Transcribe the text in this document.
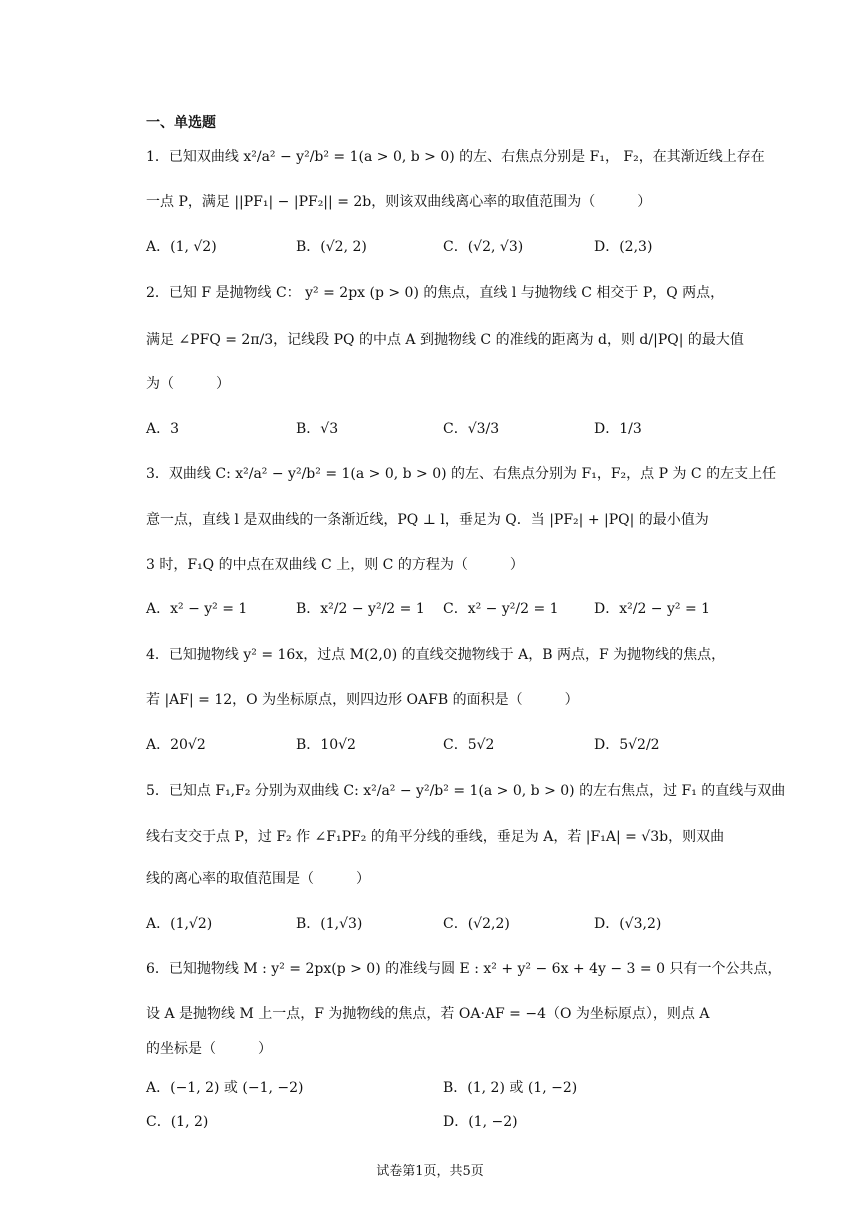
一、单选题
1．已知双曲线 x²/a² − y²/b² = 1(a > 0, b > 0) 的左、右焦点分别是 F₁， F₂，在其渐近线上存在
一点 P，满足 ||PF₁| − |PF₂|| = 2b，则该双曲线离心率的取值范围为（　　　）
A．(1, √2)	B．(√2, 2)	C．(√2, √3)	D．(2,3)
2．已知 F 是抛物线 C： y² = 2px (p > 0) 的焦点，直线 l 与抛物线 C 相交于 P，Q 两点，
满足 ∠PFQ = 2π/3，记线段 PQ 的中点 A 到抛物线 C 的准线的距离为 d，则 d/|PQ| 的最大值
为（　　　）
A．3	B．√3	C．√3/3	D．1/3
3．双曲线 C: x²/a² − y²/b² = 1(a > 0, b > 0) 的左、右焦点分别为 F₁，F₂，点 P 为 C 的左支上任
意一点，直线 l 是双曲线的一条渐近线，PQ ⊥ l，垂足为 Q．当 |PF₂| + |PQ| 的最小值为
3 时，F₁Q 的中点在双曲线 C 上，则 C 的方程为（　　　）
A．x² − y² = 1	B．x²/2 − y²/2 = 1 C．x² − y²/2 = 1	D．x²/2 − y² = 1
4．已知抛物线 y² = 16x，过点 M(2,0) 的直线交抛物线于 A，B 两点，F 为抛物线的焦点，
若 |AF| = 12，O 为坐标原点，则四边形 OAFB 的面积是（　　　）
A．20√2	B．10√2	C．5√2	D．5√2/2
5．已知点 F₁,F₂ 分别为双曲线 C: x²/a² − y²/b² = 1(a > 0, b > 0) 的左右焦点，过 F₁ 的直线与双曲
线右支交于点 P，过 F₂ 作 ∠F₁PF₂ 的角平分线的垂线，垂足为 A，若 |F₁A| = √3b，则双曲
线的离心率的取值范围是（　　　）
A．(1,√2)	B．(1,√3)	C．(√2,2)	D．(√3,2)
6．已知抛物线 M : y² = 2px(p > 0) 的准线与圆 E : x² + y² − 6x + 4y − 3 = 0 只有一个公共点，
设 A 是抛物线 M 上一点，F 为抛物线的焦点，若 OA·AF = −4（O 为坐标原点），则点 A
的坐标是（　　　）
A．(−1, 2) 或 (−1, −2)	B．(1, 2) 或 (1, −2)
C．(1, 2)	D．(1, −2)
试卷第1页，共5页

-*-*-

Stated problem: Read through the entries and copy each line in which "已知抛物线" appears.

Written reply:
4．已知抛物线 y² = 16x，过点 M(2,0) 的直线交抛物线于 A，B 两点，F 为抛物线的焦点，
6．已知抛物线 M : y² = 2px(p > 0) 的准线与圆 E : x² + y² − 6x + 4y − 3 = 0 只有一个公共点，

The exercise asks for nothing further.